--- SELECTED EXTRACT ---
Who’s Afraid of Experimental Dance?

Art

27.02.2019

Who’s Afraid of Experimental Dance?

Victoria Wynne-Jones attends Experimental Dance Week at the Basement Theatre.

The following actions are important to allow for full immersion into the audience experience which you are about to encounter. 

Each action represents an empathetic response that is common while watching contemporary dance. 

It is important that we release these urges before we enter the theatre, so as not to disturb the performers...

So intones artist Christina Houghton within her installation Healing safely: taking care, a series of instructions designed to prepare those who are about to experience experimental dance. In the instructional video Preparation 1. Pre-show briefing, set up in the foyer of the Basement Theatre, Houghton sits within an orange-coloured environment in a high-vis vest. In her best flight attendant voice, she guides prospective audience members:

You may find it difficult to keep your facial expressions to a neutral position. 

You may experience surprise, laughter or confusion…boredom may also be a factor. 

Particularly in experimental dance, you may encounter a horizontal position as opposed to a vertical position.

 There may be a large quantity of stillness or periods of the performance where there is actually no music or it does not appear to be dance.
--- GIVEN DATA ---
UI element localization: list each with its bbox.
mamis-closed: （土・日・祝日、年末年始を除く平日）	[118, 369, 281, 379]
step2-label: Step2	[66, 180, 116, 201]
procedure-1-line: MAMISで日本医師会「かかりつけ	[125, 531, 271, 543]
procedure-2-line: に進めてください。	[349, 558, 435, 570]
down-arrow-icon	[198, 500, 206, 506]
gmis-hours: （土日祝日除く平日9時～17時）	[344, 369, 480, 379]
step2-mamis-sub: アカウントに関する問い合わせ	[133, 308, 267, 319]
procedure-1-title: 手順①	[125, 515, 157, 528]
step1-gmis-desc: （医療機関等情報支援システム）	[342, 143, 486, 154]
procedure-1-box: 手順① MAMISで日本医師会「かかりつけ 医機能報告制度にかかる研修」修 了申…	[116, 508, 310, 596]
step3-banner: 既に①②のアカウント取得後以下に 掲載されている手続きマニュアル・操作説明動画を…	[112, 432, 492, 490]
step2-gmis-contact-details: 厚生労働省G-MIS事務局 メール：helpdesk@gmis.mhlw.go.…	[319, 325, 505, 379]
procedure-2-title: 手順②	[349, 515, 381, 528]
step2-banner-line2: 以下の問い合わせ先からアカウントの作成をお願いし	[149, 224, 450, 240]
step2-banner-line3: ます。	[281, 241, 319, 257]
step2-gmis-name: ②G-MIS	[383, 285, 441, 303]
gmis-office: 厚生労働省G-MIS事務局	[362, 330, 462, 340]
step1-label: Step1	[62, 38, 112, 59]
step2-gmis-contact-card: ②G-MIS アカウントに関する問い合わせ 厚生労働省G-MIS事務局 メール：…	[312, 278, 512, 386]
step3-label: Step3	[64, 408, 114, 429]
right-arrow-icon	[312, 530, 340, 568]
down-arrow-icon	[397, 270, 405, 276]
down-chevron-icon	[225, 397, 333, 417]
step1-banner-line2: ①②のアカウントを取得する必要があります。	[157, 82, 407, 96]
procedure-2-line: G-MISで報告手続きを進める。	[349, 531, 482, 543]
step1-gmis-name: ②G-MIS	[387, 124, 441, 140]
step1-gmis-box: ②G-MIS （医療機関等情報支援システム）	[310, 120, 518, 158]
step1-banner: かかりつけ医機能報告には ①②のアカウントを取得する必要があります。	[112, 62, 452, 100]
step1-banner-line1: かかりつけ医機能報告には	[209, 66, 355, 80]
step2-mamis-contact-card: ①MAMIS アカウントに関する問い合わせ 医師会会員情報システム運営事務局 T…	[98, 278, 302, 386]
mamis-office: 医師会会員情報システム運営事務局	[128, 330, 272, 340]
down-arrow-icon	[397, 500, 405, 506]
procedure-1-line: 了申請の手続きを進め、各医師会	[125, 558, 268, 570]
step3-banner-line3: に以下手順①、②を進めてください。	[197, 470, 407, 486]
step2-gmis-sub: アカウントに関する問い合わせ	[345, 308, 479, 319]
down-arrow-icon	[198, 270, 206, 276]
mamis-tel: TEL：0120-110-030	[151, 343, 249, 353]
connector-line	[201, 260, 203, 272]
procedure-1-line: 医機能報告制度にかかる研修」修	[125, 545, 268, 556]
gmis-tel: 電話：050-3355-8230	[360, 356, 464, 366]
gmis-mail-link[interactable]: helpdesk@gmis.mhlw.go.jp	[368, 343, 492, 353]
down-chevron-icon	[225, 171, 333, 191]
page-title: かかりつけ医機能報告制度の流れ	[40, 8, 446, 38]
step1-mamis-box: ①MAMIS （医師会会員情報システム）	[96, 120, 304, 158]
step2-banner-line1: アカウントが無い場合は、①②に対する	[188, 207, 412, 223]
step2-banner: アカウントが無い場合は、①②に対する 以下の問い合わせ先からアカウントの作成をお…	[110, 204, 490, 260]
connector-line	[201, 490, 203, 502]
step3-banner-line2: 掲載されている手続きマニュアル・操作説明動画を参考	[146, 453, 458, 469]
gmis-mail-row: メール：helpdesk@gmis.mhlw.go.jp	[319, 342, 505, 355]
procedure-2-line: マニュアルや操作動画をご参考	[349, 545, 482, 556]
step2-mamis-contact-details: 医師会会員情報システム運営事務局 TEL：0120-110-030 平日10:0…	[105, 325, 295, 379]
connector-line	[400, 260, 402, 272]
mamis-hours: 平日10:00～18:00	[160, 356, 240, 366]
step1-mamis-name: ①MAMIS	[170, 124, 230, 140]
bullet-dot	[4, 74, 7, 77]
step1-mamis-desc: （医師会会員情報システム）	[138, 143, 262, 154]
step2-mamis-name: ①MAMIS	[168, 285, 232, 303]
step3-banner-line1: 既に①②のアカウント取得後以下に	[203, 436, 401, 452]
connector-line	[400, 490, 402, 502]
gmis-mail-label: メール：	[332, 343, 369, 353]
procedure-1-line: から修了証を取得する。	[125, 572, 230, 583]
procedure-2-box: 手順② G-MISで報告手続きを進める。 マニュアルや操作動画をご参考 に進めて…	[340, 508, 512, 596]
---
### YOUR TASKS:
A – Does each statement agree with the review of Experimental Dance Week? Answer yes or no for each, quoting the words of the review that decide it. (i) Houghton's instructional video is installed in the foyer of the Basement Theatre. (ii) In the video, Houghton wears a flight attendant's uniform. (iii) The briefing tells audiences to release their urges once they have left the theatre.
B – Extend the review of Experimental Dance Week by one paragraph, beginning right after its last sentence.

### ANSWERS FOR THE TASKS:
A –
(i) Yes: "set up in the foyer of the Basement Theatre."
(ii) No: "Houghton sits within an orange-coloured environment in a high-vis vest."
(iii) No: "It is important that we release these urges before we enter the theatre."

B –
Houghton’s work is firmly tongue-in-cheek, yet it also acknowledges a very real fear – or at least, robust scepticism – about the very concept of experimental dance. Healing safely: taking care was presented as part of Experimental Dance Week Aotearoa NZ, a series of events that occurred across venues in Central Auckland in early February of this year. Organised by Alexa Wilson, a New Zealander currently based in Berlin, the festival was a celebration of works and practices that challenge received notions about what dance should be. In Aotearoa, experimental dance is inflected by a counter-colonial impetus, one that challenges a teleological story about dance developing from the Western European form of ballet, to formal and modernist experiments conducted in the US, post-modern movements, and back to Europe again with contemporary dance created by choreographers in large city centres like Berlin and Brussels. According to this narrative, practices that take place outside of this trajectory are designated as ‘other,’ ‘folk,’ ‘global’ and peripheral. Although the majority of the artists involved in this festival hold such stories within their bodies as part of their training in Western dance, each of their performances produced specific and nuanced dance experiments with the aid of bodies and voices, whether live or recorded. As explained by Wilson in a recent interview, even though ‘experimental dance’ may evoke fear or discomfort, she envisages the term ‘experimental’ to mean work that ‘reflects what is contemporary.’ Wilson states:

This work is often subtle, or clever, perhaps quite genuine and brave in its expression – finding ways to do and say things that are not mainstream. This can be daunting or challenging for some people. Someone feeling uncomfortable, questioned or challenged, is a probably a trademark of experimental work. Simultaneously one can feel invigorated, excited, activated, moved and inspired by it. It reflects what is contemporary.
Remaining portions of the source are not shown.